**Task requirements**
Line by line, restate the material exactly.

....

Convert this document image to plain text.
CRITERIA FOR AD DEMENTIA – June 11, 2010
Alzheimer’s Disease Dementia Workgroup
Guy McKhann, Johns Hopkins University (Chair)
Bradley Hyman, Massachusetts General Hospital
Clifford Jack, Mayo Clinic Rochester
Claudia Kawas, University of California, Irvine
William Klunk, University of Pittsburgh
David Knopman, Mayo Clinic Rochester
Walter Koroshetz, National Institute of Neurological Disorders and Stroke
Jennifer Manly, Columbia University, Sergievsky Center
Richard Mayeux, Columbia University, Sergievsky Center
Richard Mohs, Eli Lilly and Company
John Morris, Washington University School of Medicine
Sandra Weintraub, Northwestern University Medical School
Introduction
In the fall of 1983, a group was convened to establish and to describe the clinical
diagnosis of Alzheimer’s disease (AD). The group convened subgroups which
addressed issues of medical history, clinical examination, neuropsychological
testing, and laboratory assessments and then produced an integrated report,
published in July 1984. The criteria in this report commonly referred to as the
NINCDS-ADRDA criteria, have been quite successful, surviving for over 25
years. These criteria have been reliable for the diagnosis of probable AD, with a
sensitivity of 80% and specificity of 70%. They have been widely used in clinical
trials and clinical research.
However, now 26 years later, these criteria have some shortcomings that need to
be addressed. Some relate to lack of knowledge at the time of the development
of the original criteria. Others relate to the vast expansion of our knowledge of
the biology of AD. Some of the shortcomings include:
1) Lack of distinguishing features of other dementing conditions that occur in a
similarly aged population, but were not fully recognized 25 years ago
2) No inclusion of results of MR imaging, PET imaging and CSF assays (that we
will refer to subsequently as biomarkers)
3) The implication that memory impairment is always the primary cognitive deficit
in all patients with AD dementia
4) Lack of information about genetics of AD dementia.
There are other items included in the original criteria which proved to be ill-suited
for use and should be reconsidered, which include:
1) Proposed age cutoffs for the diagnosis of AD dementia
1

....

**Answer space**
Convert this document image to plain text.
CRITERIA FOR AD DEMENTIA – June 11, 2010
Alzheimer’s Disease Dementia Workgroup
Guy McKhann, Johns Hopkins University (Chair)
Bradley Hyman, Massachusetts General Hospital
Clifford Jack, Mayo Clinic Rochester
Claudia Kawas, University of California, Irvine
William Klunk, University of Pittsburgh
David Knopman, Mayo Clinic Rochester
Walter Koroshetz, National Institute of Neurological Disorders and Stroke
Jennifer Manly, Columbia University, Sergievsky Center
Richard Mayeux, Columbia University, Sergievsky Center
Richard Mohs, Eli Lilly and Company
John Morris, Washington University School of Medicine
Sandra Weintraub, Northwestern University Medical School
Introduction
In the fall of 1983, a group was convened to establish and to describe the clinical
diagnosis of Alzheimer’s disease (AD). The group convened subgroups which
addressed issues of medical history, clinical examination, neuropsychological
testing, and laboratory assessments and then produced an integrated report,
published in July 1984. The criteria in this report commonly referred to as the
NINCDS-ADRDA criteria, have been quite successful, surviving for over 25
years. These criteria have been reliable for the diagnosis of probable AD, with a
sensitivity of 80% and specificity of 70%. They have been widely used in clinical
trials and clinical research.
However, now 26 years later, these criteria have some shortcomings that need to
be addressed. Some relate to lack of knowledge at the time of the development
of the original criteria. Others relate to the vast expansion of our knowledge of
the biology of AD. Some of the shortcomings include:
1) Lack of distinguishing features of other dementing conditions that occur in a
similarly aged population, but were not fully recognized 25 years ago
2) No inclusion of results of MR imaging, PET imaging and CSF assays (that we
will refer to subsequently as biomarkers)
3) The implication that memory impairment is always the primary cognitive deficit
in all patients with AD dementia
4) Lack of information about genetics of AD dementia.
There are other items included in the original criteria which proved to be ill-suited
for use and should be reconsidered, which include:
1) Proposed age cutoffs for the diagnosis of AD dementia
1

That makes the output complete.